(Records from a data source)
[start]
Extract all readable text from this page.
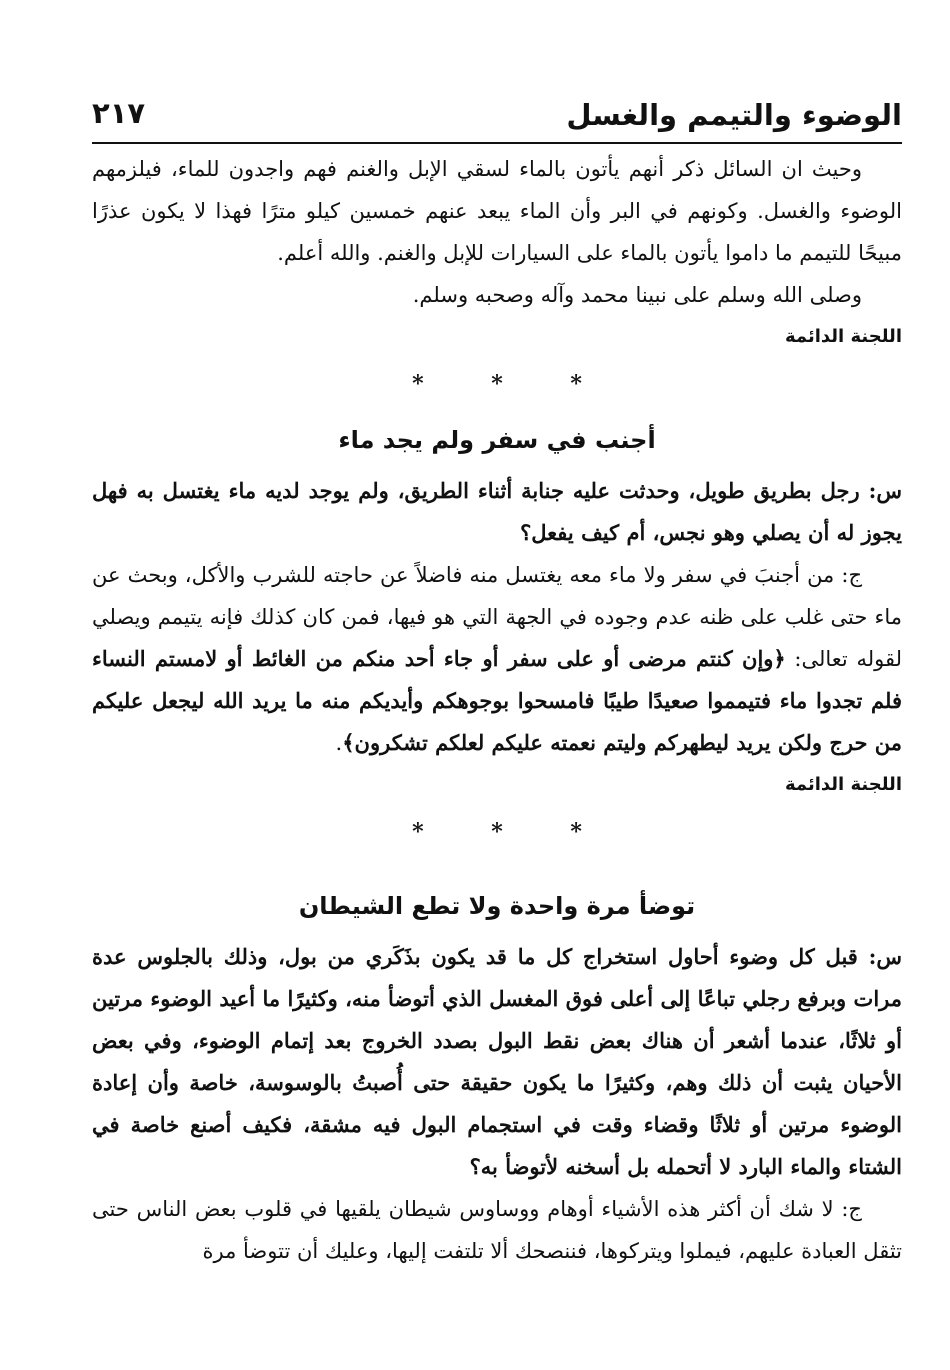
الوضوء والتيمم والغسل
٢١٧

وحيث ان السائل ذكر أنهم يأتون بالماء لسقي الإبل والغنم فهم واجدون للماء، فيلزمهم الوضوء والغسل. وكونهم في البر وأن الماء يبعد عنهم خمسين كيلو مترًا فهذا لا يكون عذرًا مبيحًا للتيمم ما داموا يأتون بالماء على السيارات للإبل والغنم. والله أعلم.

وصلى الله وسلم على نبينا محمد وآله وصحبه وسلم.

اللجنة الدائمة
* * *
أجنب في سفر ولم يجد ماء

س: رجل بطريق طويل، وحدثت عليه جنابة أثناء الطريق، ولم يوجد لديه ماء يغتسل به فهل يجوز له أن يصلي وهو نجس، أم كيف يفعل؟

ج: من أجنبَ في سفر ولا ماء معه يغتسل منه فاضلاً عن حاجته للشرب والأكل، وبحث عن ماء حتى غلب على ظنه عدم وجوده في الجهة التي هو فيها، فمن كان كذلك فإنه يتيمم ويصلي لقوله تعالى: ﴿وإن كنتم مرضى أو على سفر أو جاء أحد منكم من الغائط أو لامستم النساء فلم تجدوا ماء فتيمموا صعيدًا طيبًا فامسحوا بوجوهكم وأيديكم منه ما يريد الله ليجعل عليكم من حرج ولكن يريد ليطهركم وليتم نعمته عليكم لعلكم تشكرون﴾.

اللجنة الدائمة
* * *
توضأ مرة واحدة ولا تطع الشيطان

س: قبل كل وضوء أحاول استخراج كل ما قد يكون بذَكَري من بول، وذلك بالجلوس عدة مرات وبرفع رجلي تباعًا إلى أعلى فوق المغسل الذي أتوضأ منه، وكثيرًا ما أعيد الوضوء مرتين أو ثلاثًا، عندما أشعر أن هناك بعض نقط البول بصدد الخروج بعد إتمام الوضوء، وفي بعض الأحيان يثبت أن ذلك وهم، وكثيرًا ما يكون حقيقة حتى أُصبتُ بالوسوسة، خاصة وأن إعادة الوضوء مرتين أو ثلاثًا وقضاء وقت في استجمام البول فيه مشقة، فكيف أصنع خاصة في الشتاء والماء البارد لا أتحمله بل أسخنه لأتوضأ به؟

ج: لا شك أن أكثر هذه الأشياء أوهام ووساوس شيطان يلقيها في قلوب بعض الناس حتى تثقل العبادة عليهم، فيملوا ويتركوها، فننصحك ألا تلتفت إليها، وعليك أن تتوضأ مرة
[end]
## Written request
The material above must be printed exactly, with its pictures left out.

## Exercise answer
Extract all readable text from this page.
الوضوء والتيمم والغسل
٢١٧

وحيث ان السائل ذكر أنهم يأتون بالماء لسقي الإبل والغنم فهم واجدون للماء، فيلزمهم الوضوء والغسل. وكونهم في البر وأن الماء يبعد عنهم خمسين كيلو مترًا فهذا لا يكون عذرًا مبيحًا للتيمم ما داموا يأتون بالماء على السيارات للإبل والغنم. والله أعلم.

وصلى الله وسلم على نبينا محمد وآله وصحبه وسلم.

اللجنة الدائمة
* * *
أجنب في سفر ولم يجد ماء

س: رجل بطريق طويل، وحدثت عليه جنابة أثناء الطريق، ولم يوجد لديه ماء يغتسل به فهل يجوز له أن يصلي وهو نجس، أم كيف يفعل؟

ج: من أجنبَ في سفر ولا ماء معه يغتسل منه فاضلاً عن حاجته للشرب والأكل، وبحث عن ماء حتى غلب على ظنه عدم وجوده في الجهة التي هو فيها، فمن كان كذلك فإنه يتيمم ويصلي لقوله تعالى: ﴿وإن كنتم مرضى أو على سفر أو جاء أحد منكم من الغائط أو لامستم النساء فلم تجدوا ماء فتيمموا صعيدًا طيبًا فامسحوا بوجوهكم وأيديكم منه ما يريد الله ليجعل عليكم من حرج ولكن يريد ليطهركم وليتم نعمته عليكم لعلكم تشكرون﴾.

اللجنة الدائمة
* * *
توضأ مرة واحدة ولا تطع الشيطان

س: قبل كل وضوء أحاول استخراج كل ما قد يكون بذَكَري من بول، وذلك بالجلوس عدة مرات وبرفع رجلي تباعًا إلى أعلى فوق المغسل الذي أتوضأ منه، وكثيرًا ما أعيد الوضوء مرتين أو ثلاثًا، عندما أشعر أن هناك بعض نقط البول بصدد الخروج بعد إتمام الوضوء، وفي بعض الأحيان يثبت أن ذلك وهم، وكثيرًا ما يكون حقيقة حتى أُصبتُ بالوسوسة، خاصة وأن إعادة الوضوء مرتين أو ثلاثًا وقضاء وقت في استجمام البول فيه مشقة، فكيف أصنع خاصة في الشتاء والماء البارد لا أتحمله بل أسخنه لأتوضأ به؟

ج: لا شك أن أكثر هذه الأشياء أوهام ووساوس شيطان يلقيها في قلوب بعض الناس حتى تثقل العبادة عليهم، فيملوا ويتركوها، فننصحك ألا تلتفت إليها، وعليك أن تتوضأ مرة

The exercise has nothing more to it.